▶ Challenge
Transcribe every line, keeping it exact.

Stored data entries
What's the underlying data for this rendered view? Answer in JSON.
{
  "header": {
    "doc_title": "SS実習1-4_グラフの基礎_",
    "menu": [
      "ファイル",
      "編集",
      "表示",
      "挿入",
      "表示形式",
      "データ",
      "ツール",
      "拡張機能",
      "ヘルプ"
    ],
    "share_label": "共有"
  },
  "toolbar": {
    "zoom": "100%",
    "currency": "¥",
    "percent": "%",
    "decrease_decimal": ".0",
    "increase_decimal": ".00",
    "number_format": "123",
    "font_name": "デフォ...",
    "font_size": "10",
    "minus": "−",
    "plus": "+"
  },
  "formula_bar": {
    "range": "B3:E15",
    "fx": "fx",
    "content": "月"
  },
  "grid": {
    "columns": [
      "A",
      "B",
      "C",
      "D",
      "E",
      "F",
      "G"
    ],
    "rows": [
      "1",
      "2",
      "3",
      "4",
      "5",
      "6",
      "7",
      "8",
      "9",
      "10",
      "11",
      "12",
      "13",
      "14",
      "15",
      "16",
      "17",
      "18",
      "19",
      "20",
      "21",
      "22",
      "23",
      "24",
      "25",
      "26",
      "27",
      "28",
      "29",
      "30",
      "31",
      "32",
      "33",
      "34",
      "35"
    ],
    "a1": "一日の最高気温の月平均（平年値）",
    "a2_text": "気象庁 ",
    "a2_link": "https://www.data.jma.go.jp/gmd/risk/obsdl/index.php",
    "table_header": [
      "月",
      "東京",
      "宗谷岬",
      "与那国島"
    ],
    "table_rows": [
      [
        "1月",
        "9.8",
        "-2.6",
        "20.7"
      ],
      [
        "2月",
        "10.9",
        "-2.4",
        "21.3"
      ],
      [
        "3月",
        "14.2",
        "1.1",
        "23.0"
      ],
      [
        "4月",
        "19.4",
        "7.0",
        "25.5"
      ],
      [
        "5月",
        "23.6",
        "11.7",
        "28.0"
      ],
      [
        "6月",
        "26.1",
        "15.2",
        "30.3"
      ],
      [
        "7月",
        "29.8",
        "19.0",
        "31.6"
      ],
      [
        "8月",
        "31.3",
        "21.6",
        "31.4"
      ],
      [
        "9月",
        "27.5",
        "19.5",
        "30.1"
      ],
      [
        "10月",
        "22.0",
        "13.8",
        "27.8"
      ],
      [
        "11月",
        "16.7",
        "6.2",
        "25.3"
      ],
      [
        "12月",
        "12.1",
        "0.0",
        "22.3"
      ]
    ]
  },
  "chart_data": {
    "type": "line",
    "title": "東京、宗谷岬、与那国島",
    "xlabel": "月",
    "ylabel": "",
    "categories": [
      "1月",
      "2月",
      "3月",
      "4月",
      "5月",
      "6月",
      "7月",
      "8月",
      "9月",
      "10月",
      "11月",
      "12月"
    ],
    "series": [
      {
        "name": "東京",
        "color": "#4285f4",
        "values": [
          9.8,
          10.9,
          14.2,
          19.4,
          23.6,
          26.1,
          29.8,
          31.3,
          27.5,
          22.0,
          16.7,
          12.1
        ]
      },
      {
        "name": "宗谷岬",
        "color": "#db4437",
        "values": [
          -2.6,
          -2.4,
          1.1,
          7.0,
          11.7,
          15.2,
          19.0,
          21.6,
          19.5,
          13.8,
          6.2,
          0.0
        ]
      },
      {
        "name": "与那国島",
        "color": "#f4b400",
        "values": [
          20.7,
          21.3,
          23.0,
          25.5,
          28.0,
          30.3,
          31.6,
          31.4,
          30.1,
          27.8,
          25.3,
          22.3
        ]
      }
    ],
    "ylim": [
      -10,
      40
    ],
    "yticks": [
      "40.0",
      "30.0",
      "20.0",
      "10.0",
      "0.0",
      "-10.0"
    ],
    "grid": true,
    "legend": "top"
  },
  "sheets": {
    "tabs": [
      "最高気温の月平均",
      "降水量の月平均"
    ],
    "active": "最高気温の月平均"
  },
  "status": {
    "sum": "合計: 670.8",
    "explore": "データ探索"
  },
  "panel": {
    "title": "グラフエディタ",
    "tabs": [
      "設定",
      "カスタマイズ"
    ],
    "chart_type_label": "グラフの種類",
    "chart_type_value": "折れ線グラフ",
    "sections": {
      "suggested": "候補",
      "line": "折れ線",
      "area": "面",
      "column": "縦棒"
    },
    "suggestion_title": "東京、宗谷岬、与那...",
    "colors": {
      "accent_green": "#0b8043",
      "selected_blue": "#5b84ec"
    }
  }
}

▶ Task result
What's the underlying data for this rendered view? Answer in JSON.
{
  "header": {
    "doc_title": "SS実習1-4_グラフの基礎_",
    "menu": [
      "ファイル",
      "編集",
      "表示",
      "挿入",
      "表示形式",
      "データ",
      "ツール",
      "拡張機能",
      "ヘルプ"
    ],
    "share_label": "共有"
  },
  "toolbar": {
    "zoom": "100%",
    "currency": "¥",
    "percent": "%",
    "decrease_decimal": ".0",
    "increase_decimal": ".00",
    "number_format": "123",
    "font_name": "デフォ...",
    "font_size": "10",
    "minus": "−",
    "plus": "+"
  },
  "formula_bar": {
    "range": "B3:E15",
    "fx": "fx",
    "content": "月"
  },
  "grid": {
    "columns": [
      "A",
      "B",
      "C",
      "D",
      "E",
      "F",
      "G"
    ],
    "rows": [
      "1",
      "2",
      "3",
      "4",
      "5",
      "6",
      "7",
      "8",
      "9",
      "10",
      "11",
      "12",
      "13",
      "14",
      "15",
      "16",
      "17",
      "18",
      "19",
      "20",
      "21",
      "22",
      "23",
      "24",
      "25",
      "26",
      "27",
      "28",
      "29",
      "30",
      "31",
      "32",
      "33",
      "34",
      "35"
    ],
    "a1": "一日の最高気温の月平均（平年値）",
    "a2_text": "気象庁 ",
    "a2_link": "https://www.data.jma.go.jp/gmd/risk/obsdl/index.php",
    "table_header": [
      "月",
      "東京",
      "宗谷岬",
      "与那国島"
    ],
    "table_rows": [
      [
        "1月",
        "9.8",
        "-2.6",
        "20.7"
      ],
      [
        "2月",
        "10.9",
        "-2.4",
        "21.3"
      ],
      [
        "3月",
        "14.2",
        "1.1",
        "23.0"
      ],
      [
        "4月",
        "19.4",
        "7.0",
        "25.5"
      ],
      [
        "5月",
        "23.6",
        "11.7",
        "28.0"
      ],
      [
        "6月",
        "26.1",
        "15.2",
        "30.3"
      ],
      [
        "7月",
        "29.8",
        "19.0",
        "31.6"
      ],
      [
        "8月",
        "31.3",
        "21.6",
        "31.4"
      ],
      [
        "9月",
        "27.5",
        "19.5",
        "30.1"
      ],
      [
        "10月",
        "22.0",
        "13.8",
        "27.8"
      ],
      [
        "11月",
        "16.7",
        "6.2",
        "25.3"
      ],
      [
        "12月",
        "12.1",
        "0.0",
        "22.3"
      ]
    ]
  },
  "chart_data": {
    "type": "line",
    "title": "東京、宗谷岬、与那国島",
    "xlabel": "月",
    "ylabel": "",
    "categories": [
      "1月",
      "2月",
      "3月",
      "4月",
      "5月",
      "6月",
      "7月",
      "8月",
      "9月",
      "10月",
      "11月",
      "12月"
    ],
    "series": [
      {
        "name": "東京",
        "color": "#4285f4",
        "values": [
          9.8,
          10.9,
          14.2,
          19.4,
          23.6,
          26.1,
          29.8,
          31.3,
          27.5,
          22.0,
          16.7,
          12.1
        ]
      },
      {
        "name": "宗谷岬",
        "color": "#db4437",
        "values": [
          -2.6,
          -2.4,
          1.1,
          7.0,
          11.7,
          15.2,
          19.0,
          21.6,
          19.5,
          13.8,
          6.2,
          0.0
        ]
      },
      {
        "name": "与那国島",
        "color": "#f4b400",
        "values": [
          20.7,
          21.3,
          23.0,
          25.5,
          28.0,
          30.3,
          31.6,
          31.4,
          30.1,
          27.8,
          25.3,
          22.3
        ]
      }
    ],
    "ylim": [
      -10,
      40
    ],
    "yticks": [
      "40.0",
      "30.0",
      "20.0",
      "10.0",
      "0.0",
      "-10.0"
    ],
    "grid": true,
    "legend": "top"
  },
  "sheets": {
    "tabs": [
      "最高気温の月平均",
      "降水量の月平均"
    ],
    "active": "最高気温の月平均"
  },
  "status": {
    "sum": "合計: 670.8",
    "explore": "データ探索"
  },
  "panel": {
    "title": "グラフエディタ",
    "tabs": [
      "設定",
      "カスタマイズ"
    ],
    "chart_type_label": "グラフの種類",
    "chart_type_value": "折れ線グラフ",
    "sections": {
      "suggested": "候補",
      "line": "折れ線",
      "area": "面",
      "column": "縦棒"
    },
    "suggestion_title": "東京、宗谷岬、与那...",
    "colors": {
      "accent_green": "#0b8043",
      "selected_blue": "#5b84ec"
    }
  }
}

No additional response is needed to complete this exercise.